§ **Dataset items**:
────

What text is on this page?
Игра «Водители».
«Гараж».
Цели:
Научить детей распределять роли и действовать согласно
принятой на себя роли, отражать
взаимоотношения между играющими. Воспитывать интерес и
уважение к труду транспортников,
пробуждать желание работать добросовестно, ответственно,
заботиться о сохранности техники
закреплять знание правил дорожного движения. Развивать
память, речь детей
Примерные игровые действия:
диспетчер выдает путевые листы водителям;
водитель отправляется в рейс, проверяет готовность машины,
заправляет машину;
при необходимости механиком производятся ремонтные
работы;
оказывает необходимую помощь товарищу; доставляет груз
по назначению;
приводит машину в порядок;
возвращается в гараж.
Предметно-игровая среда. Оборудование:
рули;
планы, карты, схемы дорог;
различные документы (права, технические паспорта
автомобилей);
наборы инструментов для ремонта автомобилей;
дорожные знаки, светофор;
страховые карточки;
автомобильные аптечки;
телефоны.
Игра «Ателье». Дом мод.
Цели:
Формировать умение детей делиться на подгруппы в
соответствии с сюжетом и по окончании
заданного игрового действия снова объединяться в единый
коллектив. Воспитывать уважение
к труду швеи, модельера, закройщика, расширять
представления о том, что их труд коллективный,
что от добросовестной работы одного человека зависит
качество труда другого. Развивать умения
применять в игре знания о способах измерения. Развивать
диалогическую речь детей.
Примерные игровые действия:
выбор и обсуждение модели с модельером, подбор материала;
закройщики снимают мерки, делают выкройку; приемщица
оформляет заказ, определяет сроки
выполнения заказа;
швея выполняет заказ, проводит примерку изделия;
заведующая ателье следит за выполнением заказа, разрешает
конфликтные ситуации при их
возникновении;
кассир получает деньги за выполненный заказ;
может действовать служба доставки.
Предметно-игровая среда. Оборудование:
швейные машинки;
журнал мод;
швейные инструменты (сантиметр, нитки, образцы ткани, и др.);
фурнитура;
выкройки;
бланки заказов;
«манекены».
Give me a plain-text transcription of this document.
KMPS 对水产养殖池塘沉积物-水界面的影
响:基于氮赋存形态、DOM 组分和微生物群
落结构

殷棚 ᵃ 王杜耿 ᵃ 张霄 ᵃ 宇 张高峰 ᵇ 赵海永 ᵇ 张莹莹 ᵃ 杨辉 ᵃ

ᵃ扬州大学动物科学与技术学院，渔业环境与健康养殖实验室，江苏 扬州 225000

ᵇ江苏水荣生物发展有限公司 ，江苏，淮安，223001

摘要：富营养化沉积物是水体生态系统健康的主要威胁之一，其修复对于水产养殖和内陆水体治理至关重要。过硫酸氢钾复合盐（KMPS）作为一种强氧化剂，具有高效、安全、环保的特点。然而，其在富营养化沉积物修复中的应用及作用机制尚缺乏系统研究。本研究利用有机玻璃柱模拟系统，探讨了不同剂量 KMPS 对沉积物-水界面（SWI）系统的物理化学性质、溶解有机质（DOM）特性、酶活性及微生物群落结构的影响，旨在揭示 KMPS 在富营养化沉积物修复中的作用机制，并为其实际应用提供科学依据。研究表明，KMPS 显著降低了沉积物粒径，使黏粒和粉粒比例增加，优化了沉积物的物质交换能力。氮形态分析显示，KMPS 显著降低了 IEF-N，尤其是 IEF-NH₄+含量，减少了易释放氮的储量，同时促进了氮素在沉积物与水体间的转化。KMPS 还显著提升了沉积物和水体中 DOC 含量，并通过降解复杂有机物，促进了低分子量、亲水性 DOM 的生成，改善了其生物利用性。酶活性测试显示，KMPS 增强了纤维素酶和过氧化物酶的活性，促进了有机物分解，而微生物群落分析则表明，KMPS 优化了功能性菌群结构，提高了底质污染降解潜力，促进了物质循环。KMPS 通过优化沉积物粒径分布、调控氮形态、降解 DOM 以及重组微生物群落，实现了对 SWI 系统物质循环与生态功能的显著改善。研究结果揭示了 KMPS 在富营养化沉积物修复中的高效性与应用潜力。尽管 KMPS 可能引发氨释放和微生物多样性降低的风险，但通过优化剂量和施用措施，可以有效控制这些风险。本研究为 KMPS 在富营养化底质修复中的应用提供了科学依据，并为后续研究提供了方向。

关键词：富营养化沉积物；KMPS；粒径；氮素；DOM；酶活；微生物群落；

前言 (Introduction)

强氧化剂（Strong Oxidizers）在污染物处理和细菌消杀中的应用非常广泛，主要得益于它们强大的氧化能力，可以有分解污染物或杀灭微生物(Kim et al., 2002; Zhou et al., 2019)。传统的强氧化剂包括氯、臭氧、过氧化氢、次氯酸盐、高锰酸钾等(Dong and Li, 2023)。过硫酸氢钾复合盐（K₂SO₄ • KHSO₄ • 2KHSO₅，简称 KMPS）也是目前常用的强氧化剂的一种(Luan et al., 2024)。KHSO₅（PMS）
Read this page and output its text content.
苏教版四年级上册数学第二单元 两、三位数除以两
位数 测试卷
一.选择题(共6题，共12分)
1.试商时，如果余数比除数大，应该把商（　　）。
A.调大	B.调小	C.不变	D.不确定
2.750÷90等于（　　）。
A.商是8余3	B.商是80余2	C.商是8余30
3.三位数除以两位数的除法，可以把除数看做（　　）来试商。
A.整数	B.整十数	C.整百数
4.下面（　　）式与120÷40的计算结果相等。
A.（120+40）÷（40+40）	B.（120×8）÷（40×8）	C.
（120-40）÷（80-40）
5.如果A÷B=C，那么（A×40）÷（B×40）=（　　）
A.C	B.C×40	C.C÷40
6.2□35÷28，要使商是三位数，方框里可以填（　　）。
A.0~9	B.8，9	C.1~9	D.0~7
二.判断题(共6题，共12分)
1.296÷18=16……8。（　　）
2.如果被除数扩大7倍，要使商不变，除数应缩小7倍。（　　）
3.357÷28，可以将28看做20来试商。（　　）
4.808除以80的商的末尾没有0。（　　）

────

§ **Written problem**: Extract all the material, leaving every line as it is.

§ **Task solution**:
What text is on this page?
Игра «Водители».
«Гараж».
Цели:
Научить детей распределять роли и действовать согласно
принятой на себя роли, отражать
взаимоотношения между играющими. Воспитывать интерес и
уважение к труду транспортников,
пробуждать желание работать добросовестно, ответственно,
заботиться о сохранности техники
закреплять знание правил дорожного движения. Развивать
память, речь детей
Примерные игровые действия:
диспетчер выдает путевые листы водителям;
водитель отправляется в рейс, проверяет готовность машины,
заправляет машину;
при необходимости механиком производятся ремонтные
работы;
оказывает необходимую помощь товарищу; доставляет груз
по назначению;
приводит машину в порядок;
возвращается в гараж.
Предметно-игровая среда. Оборудование:
рули;
планы, карты, схемы дорог;
различные документы (права, технические паспорта
автомобилей);
наборы инструментов для ремонта автомобилей;
дорожные знаки, светофор;
страховые карточки;
автомобильные аптечки;
телефоны.
Игра «Ателье». Дом мод.
Цели:
Формировать умение детей делиться на подгруппы в
соответствии с сюжетом и по окончании
заданного игрового действия снова объединяться в единый
коллектив. Воспитывать уважение
к труду швеи, модельера, закройщика, расширять
представления о том, что их труд коллективный,
что от добросовестной работы одного человека зависит
качество труда другого. Развивать умения
применять в игре знания о способах измерения. Развивать
диалогическую речь детей.
Примерные игровые действия:
выбор и обсуждение модели с модельером, подбор материала;
закройщики снимают мерки, делают выкройку; приемщица
оформляет заказ, определяет сроки
выполнения заказа;
швея выполняет заказ, проводит примерку изделия;
заведующая ателье следит за выполнением заказа, разрешает
конфликтные ситуации при их
возникновении;
кассир получает деньги за выполненный заказ;
может действовать служба доставки.
Предметно-игровая среда. Оборудование:
швейные машинки;
журнал мод;
швейные инструменты (сантиметр, нитки, образцы ткани, и др.);
фурнитура;
выкройки;
бланки заказов;
«манекены».
Give me a plain-text transcription of this document.
KMPS 对水产养殖池塘沉积物-水界面的影
响:基于氮赋存形态、DOM 组分和微生物群
落结构

殷棚 ᵃ 王杜耿 ᵃ 张霄 ᵃ 宇 张高峰 ᵇ 赵海永 ᵇ 张莹莹 ᵃ 杨辉 ᵃ

ᵃ扬州大学动物科学与技术学院，渔业环境与健康养殖实验室，江苏 扬州 225000

ᵇ江苏水荣生物发展有限公司 ，江苏，淮安，223001

摘要：富营养化沉积物是水体生态系统健康的主要威胁之一，其修复对于水产养殖和内陆水体治理至关重要。过硫酸氢钾复合盐（KMPS）作为一种强氧化剂，具有高效、安全、环保的特点。然而，其在富营养化沉积物修复中的应用及作用机制尚缺乏系统研究。本研究利用有机玻璃柱模拟系统，探讨了不同剂量 KMPS 对沉积物-水界面（SWI）系统的物理化学性质、溶解有机质（DOM）特性、酶活性及微生物群落结构的影响，旨在揭示 KMPS 在富营养化沉积物修复中的作用机制，并为其实际应用提供科学依据。研究表明，KMPS 显著降低了沉积物粒径，使黏粒和粉粒比例增加，优化了沉积物的物质交换能力。氮形态分析显示，KMPS 显著降低了 IEF-N，尤其是 IEF-NH₄+含量，减少了易释放氮的储量，同时促进了氮素在沉积物与水体间的转化。KMPS 还显著提升了沉积物和水体中 DOC 含量，并通过降解复杂有机物，促进了低分子量、亲水性 DOM 的生成，改善了其生物利用性。酶活性测试显示，KMPS 增强了纤维素酶和过氧化物酶的活性，促进了有机物分解，而微生物群落分析则表明，KMPS 优化了功能性菌群结构，提高了底质污染降解潜力，促进了物质循环。KMPS 通过优化沉积物粒径分布、调控氮形态、降解 DOM 以及重组微生物群落，实现了对 SWI 系统物质循环与生态功能的显著改善。研究结果揭示了 KMPS 在富营养化沉积物修复中的高效性与应用潜力。尽管 KMPS 可能引发氨释放和微生物多样性降低的风险，但通过优化剂量和施用措施，可以有效控制这些风险。本研究为 KMPS 在富营养化底质修复中的应用提供了科学依据，并为后续研究提供了方向。

关键词：富营养化沉积物；KMPS；粒径；氮素；DOM；酶活；微生物群落；

前言 (Introduction)

强氧化剂（Strong Oxidizers）在污染物处理和细菌消杀中的应用非常广泛，主要得益于它们强大的氧化能力，可以有分解污染物或杀灭微生物(Kim et al., 2002; Zhou et al., 2019)。传统的强氧化剂包括氯、臭氧、过氧化氢、次氯酸盐、高锰酸钾等(Dong and Li, 2023)。过硫酸氢钾复合盐（K₂SO₄ • KHSO₄ • 2KHSO₅，简称 KMPS）也是目前常用的强氧化剂的一种(Luan et al., 2024)。KHSO₅（PMS）
Read this page and output its text content.
苏教版四年级上册数学第二单元 两、三位数除以两
位数 测试卷
一.选择题(共6题，共12分)
1.试商时，如果余数比除数大，应该把商（　　）。
A.调大	B.调小	C.不变	D.不确定
2.750÷90等于（　　）。
A.商是8余3	B.商是80余2	C.商是8余30
3.三位数除以两位数的除法，可以把除数看做（　　）来试商。
A.整数	B.整十数	C.整百数
4.下面（　　）式与120÷40的计算结果相等。
A.（120+40）÷（40+40）	B.（120×8）÷（40×8）	C.
（120-40）÷（80-40）
5.如果A÷B=C，那么（A×40）÷（B×40）=（　　）
A.C	B.C×40	C.C÷40
6.2□35÷28，要使商是三位数，方框里可以填（　　）。
A.0~9	B.8，9	C.1~9	D.0~7
二.判断题(共6题，共12分)
1.296÷18=16……8。（　　）
2.如果被除数扩大7倍，要使商不变，除数应缩小7倍。（　　）
3.357÷28，可以将28看做20来试商。（　　）
4.808除以80的商的末尾没有0。（　　）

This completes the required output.